#### TASK BRIEF
Find the number of lines containing the string "боли" in the data. Answer with the number by itself.

[Stored entries]
____

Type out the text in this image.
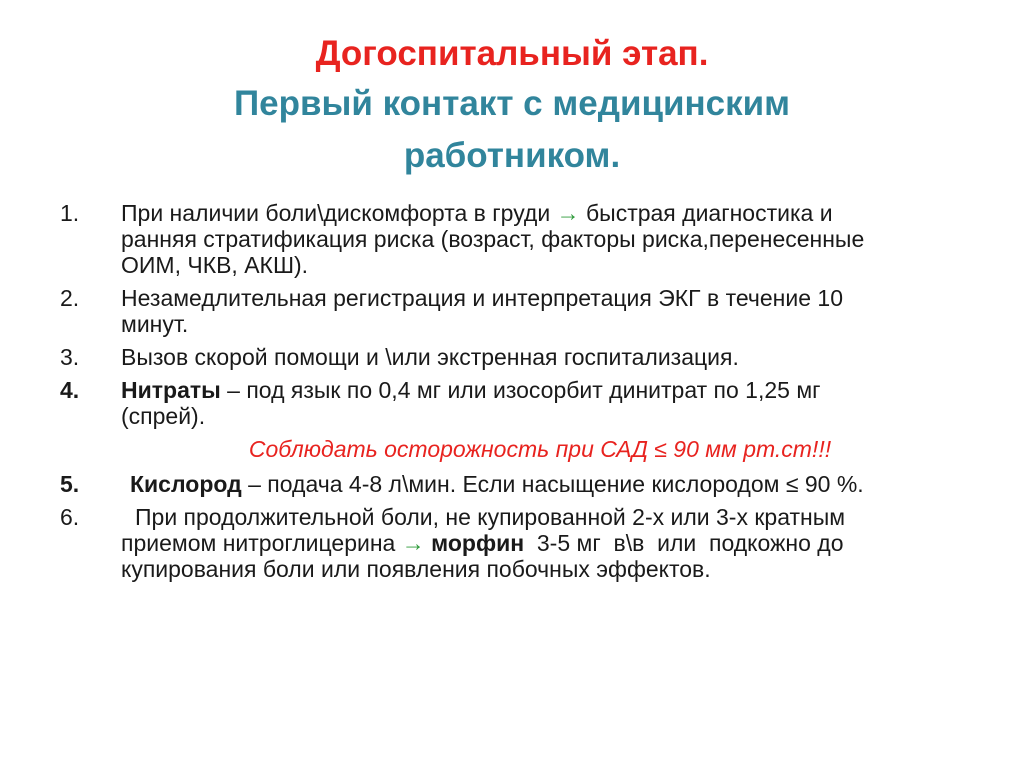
Догоспитальный этап.
Первый контакт с медицинским
работником.
1. При наличии боли\дискомфорта в груди → быстрая диагностика и
ранняя стратификация риска (возраст, факторы риска,перенесенные
ОИМ, ЧКВ, АКШ).
2. Незамедлительная регистрация и интерпретация ЭКГ в течение 10
минут.
3. Вызов скорой помощи и \или экстренная госпитализация.
4. Нитраты – под язык по 0,4 мг или изосорбит динитрат по 1,25 мг
(спрей).
Соблюдать осторожность при САД ≤ 90 мм рт.ст!!!
5.	Кислород – подача 4-8 л\мин. Если насыщение кислородом ≤ 90 %.
6.	При продолжительной боли, не купированной 2-х или 3-х кратным
приемом нитроглицерина → морфин  3-5 мг  в\в  или  подкожно до
купирования боли или появления побочных эффектов.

____

#### SOLUTION TO THIS PROBLEM
3